EXERCISE:
Extract, from the records beneath this instruction, each line that contains the word "ylabel".

EXTRACTED ENTRIES:

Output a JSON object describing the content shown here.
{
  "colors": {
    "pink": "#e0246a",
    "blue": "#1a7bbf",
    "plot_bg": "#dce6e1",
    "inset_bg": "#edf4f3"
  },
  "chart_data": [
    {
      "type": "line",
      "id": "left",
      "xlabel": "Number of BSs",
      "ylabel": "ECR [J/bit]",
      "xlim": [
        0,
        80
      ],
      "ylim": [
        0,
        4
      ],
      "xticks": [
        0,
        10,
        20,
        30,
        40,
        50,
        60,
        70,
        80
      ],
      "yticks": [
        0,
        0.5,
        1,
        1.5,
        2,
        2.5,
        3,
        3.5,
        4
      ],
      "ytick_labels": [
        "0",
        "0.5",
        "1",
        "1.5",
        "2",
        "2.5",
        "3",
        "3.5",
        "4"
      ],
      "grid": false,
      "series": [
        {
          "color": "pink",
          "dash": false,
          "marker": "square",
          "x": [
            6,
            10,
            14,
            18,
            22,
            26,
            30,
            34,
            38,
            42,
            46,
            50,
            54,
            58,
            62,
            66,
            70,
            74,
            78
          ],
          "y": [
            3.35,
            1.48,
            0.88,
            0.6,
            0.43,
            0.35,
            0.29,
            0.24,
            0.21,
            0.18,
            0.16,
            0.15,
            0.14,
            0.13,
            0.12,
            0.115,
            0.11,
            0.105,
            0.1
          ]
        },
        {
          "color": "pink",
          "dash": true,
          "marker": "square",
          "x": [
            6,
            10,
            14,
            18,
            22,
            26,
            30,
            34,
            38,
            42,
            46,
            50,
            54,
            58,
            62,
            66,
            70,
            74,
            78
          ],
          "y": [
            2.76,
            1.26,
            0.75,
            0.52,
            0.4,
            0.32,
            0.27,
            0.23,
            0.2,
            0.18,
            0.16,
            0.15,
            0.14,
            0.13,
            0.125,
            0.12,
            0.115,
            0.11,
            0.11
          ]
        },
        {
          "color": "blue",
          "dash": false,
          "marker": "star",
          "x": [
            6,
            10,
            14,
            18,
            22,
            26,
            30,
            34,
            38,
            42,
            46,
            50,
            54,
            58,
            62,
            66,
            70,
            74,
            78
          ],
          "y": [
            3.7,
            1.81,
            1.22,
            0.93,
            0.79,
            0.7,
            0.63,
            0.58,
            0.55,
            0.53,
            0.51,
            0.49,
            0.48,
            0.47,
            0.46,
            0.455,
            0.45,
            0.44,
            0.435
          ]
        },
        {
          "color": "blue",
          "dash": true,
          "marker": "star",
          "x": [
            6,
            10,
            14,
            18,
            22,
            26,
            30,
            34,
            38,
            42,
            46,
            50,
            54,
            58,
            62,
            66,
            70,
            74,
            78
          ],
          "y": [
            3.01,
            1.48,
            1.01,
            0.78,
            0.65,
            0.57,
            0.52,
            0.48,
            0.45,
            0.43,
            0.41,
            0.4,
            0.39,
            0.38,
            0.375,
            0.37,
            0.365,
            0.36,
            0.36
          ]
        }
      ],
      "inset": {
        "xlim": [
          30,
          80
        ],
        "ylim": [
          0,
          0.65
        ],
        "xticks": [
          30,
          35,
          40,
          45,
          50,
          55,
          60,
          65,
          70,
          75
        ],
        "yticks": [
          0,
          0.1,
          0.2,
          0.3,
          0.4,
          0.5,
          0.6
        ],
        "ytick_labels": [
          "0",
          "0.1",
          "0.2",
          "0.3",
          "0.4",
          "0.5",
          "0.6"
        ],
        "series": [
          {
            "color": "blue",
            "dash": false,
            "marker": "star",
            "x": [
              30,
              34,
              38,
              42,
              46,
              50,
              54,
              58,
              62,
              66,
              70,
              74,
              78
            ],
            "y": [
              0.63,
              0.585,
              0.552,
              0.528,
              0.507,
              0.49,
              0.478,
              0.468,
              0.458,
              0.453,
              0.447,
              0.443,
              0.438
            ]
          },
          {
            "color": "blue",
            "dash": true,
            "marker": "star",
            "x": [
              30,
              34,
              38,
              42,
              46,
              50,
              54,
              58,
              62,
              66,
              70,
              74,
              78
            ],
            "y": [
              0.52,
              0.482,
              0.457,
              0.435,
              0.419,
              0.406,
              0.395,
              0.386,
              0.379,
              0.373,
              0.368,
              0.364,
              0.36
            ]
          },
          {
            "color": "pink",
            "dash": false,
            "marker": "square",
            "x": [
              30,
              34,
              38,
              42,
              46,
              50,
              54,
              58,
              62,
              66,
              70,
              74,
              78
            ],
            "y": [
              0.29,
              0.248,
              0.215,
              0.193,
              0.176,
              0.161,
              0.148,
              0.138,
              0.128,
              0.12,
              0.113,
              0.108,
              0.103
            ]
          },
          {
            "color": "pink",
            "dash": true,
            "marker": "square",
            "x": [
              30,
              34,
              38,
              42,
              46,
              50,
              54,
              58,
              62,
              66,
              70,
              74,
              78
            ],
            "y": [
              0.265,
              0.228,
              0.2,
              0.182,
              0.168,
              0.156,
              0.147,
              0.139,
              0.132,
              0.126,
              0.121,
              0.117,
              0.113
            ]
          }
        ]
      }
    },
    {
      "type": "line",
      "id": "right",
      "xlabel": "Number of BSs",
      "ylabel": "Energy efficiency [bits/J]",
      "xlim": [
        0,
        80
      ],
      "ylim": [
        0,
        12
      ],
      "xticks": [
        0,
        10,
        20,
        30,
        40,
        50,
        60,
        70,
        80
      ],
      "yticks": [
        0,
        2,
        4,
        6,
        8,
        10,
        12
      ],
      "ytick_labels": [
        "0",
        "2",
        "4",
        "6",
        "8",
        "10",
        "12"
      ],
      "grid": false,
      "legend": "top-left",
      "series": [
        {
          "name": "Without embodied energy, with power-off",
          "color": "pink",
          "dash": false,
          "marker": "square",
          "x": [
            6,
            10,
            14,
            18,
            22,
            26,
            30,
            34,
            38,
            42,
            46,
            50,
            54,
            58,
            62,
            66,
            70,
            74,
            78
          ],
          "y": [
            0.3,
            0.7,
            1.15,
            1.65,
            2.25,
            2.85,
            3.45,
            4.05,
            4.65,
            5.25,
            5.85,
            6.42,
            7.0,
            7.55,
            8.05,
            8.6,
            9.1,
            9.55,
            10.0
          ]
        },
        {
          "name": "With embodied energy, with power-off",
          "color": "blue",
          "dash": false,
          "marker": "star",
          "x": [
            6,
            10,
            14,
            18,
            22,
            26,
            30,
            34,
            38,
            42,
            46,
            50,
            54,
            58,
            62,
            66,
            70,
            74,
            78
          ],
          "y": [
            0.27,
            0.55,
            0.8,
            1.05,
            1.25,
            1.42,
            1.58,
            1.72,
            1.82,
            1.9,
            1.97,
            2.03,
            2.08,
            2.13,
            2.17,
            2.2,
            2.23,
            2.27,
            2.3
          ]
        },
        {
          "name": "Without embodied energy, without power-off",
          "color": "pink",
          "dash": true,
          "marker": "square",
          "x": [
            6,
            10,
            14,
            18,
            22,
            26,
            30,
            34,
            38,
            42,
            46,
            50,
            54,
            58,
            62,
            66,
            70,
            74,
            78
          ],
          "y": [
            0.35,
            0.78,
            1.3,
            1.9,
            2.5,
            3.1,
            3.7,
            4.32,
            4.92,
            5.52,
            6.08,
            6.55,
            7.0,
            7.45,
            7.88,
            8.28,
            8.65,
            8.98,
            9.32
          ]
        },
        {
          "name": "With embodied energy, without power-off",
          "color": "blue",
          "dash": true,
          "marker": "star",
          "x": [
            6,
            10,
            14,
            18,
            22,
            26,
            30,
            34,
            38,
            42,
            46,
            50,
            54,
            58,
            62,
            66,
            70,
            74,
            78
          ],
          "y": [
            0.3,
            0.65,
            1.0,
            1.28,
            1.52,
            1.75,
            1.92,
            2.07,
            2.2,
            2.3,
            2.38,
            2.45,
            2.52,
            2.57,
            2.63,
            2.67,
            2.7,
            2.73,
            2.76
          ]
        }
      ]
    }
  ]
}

ANSWER TO THE PROBLEM:
      "ylabel": "ECR [J/bit]",
      "ylabel": "Energy efficiency [bits/J]",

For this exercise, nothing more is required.